WHAT TO WORK ON: Which lines hold the word "this"? Copy each of them.

# # #

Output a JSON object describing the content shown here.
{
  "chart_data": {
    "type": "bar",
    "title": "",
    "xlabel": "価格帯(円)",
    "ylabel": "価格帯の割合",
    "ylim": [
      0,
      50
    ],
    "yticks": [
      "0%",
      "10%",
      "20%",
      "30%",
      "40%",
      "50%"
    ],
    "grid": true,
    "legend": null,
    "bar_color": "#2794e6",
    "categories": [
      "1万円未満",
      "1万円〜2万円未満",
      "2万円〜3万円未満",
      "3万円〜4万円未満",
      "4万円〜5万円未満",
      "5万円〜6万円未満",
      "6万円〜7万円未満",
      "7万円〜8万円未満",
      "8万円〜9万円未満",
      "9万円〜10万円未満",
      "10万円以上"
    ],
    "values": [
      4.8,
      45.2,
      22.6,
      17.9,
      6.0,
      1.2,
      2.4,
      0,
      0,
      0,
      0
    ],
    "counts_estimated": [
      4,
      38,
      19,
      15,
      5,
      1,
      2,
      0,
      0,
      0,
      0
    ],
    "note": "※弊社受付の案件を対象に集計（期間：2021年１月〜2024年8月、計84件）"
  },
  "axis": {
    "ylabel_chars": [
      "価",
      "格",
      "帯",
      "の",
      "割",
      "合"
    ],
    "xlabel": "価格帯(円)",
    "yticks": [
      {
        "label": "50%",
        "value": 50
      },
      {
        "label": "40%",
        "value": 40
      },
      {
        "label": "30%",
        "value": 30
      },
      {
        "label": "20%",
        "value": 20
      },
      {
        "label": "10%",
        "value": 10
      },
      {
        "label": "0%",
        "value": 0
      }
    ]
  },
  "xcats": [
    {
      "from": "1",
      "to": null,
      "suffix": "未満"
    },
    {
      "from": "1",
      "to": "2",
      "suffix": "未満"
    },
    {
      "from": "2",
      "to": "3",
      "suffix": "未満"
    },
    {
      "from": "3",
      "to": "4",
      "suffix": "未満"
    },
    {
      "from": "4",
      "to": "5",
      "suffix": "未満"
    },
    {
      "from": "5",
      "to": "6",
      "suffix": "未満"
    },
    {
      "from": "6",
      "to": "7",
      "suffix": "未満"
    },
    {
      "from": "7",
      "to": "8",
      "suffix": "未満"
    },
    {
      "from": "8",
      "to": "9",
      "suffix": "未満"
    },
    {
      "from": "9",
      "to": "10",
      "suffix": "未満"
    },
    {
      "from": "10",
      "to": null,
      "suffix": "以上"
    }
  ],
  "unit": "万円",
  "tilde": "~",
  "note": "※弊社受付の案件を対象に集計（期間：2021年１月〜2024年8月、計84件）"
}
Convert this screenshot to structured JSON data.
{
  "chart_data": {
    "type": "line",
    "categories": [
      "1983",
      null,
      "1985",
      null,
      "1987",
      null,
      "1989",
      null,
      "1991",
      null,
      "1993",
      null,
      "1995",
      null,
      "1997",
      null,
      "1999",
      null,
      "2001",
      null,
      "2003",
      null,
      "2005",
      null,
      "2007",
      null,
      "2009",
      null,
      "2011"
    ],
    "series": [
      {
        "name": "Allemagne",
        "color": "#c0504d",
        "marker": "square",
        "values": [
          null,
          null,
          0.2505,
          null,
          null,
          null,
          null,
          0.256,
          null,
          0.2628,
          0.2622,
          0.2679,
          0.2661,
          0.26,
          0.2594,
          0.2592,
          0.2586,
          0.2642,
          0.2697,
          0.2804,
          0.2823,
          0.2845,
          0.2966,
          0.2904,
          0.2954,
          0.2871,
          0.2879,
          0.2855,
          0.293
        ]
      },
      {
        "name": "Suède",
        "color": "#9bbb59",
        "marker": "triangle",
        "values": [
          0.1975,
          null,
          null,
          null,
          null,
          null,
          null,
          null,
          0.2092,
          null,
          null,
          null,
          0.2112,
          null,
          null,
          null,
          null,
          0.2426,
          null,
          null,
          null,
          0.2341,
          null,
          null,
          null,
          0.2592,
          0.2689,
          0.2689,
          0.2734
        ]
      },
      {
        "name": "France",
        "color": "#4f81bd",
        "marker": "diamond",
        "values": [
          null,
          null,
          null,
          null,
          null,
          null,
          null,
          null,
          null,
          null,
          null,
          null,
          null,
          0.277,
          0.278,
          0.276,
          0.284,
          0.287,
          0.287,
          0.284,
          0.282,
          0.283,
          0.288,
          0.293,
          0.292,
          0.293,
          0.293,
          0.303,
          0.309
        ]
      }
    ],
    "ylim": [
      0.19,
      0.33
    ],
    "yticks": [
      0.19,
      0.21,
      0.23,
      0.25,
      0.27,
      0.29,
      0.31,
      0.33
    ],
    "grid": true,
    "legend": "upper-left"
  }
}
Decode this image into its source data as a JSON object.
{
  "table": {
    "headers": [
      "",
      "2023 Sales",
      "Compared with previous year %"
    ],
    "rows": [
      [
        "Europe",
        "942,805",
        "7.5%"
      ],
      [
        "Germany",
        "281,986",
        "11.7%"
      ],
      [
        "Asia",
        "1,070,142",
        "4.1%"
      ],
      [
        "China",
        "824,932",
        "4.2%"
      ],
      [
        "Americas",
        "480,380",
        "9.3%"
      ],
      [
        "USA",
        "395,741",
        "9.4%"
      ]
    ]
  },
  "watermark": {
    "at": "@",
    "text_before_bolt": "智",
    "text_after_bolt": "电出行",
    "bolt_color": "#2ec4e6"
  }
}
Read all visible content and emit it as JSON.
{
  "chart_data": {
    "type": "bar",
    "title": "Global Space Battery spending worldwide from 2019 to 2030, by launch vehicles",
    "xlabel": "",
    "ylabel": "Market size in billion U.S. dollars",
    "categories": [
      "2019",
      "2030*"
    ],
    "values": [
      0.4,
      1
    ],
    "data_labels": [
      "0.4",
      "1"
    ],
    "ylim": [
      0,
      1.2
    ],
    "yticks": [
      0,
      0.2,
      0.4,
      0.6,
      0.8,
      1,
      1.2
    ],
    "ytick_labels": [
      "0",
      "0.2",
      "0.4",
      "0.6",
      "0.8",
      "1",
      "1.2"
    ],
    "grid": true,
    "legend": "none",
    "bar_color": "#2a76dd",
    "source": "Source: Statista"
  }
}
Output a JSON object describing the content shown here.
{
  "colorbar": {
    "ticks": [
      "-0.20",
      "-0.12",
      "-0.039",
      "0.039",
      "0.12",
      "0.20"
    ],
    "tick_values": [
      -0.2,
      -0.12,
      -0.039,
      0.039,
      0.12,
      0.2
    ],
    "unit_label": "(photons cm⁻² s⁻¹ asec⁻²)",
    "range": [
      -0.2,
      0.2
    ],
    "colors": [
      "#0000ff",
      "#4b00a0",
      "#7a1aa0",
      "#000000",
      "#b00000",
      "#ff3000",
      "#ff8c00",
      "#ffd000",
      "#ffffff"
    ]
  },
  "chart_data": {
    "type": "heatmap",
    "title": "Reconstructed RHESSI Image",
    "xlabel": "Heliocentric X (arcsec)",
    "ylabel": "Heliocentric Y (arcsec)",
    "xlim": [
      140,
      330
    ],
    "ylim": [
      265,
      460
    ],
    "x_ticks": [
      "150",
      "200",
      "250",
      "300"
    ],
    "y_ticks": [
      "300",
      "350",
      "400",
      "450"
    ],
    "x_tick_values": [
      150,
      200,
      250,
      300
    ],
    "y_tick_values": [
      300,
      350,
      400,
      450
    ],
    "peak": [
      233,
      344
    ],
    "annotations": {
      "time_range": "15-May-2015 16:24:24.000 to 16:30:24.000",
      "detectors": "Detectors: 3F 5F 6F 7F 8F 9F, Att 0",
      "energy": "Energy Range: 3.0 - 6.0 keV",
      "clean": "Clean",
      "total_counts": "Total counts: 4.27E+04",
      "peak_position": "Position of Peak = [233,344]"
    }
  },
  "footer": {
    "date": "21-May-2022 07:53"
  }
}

# # #

FULL ANSWER:
Convert this screenshot to structured JSON data.
Decode this image into its source data as a JSON object.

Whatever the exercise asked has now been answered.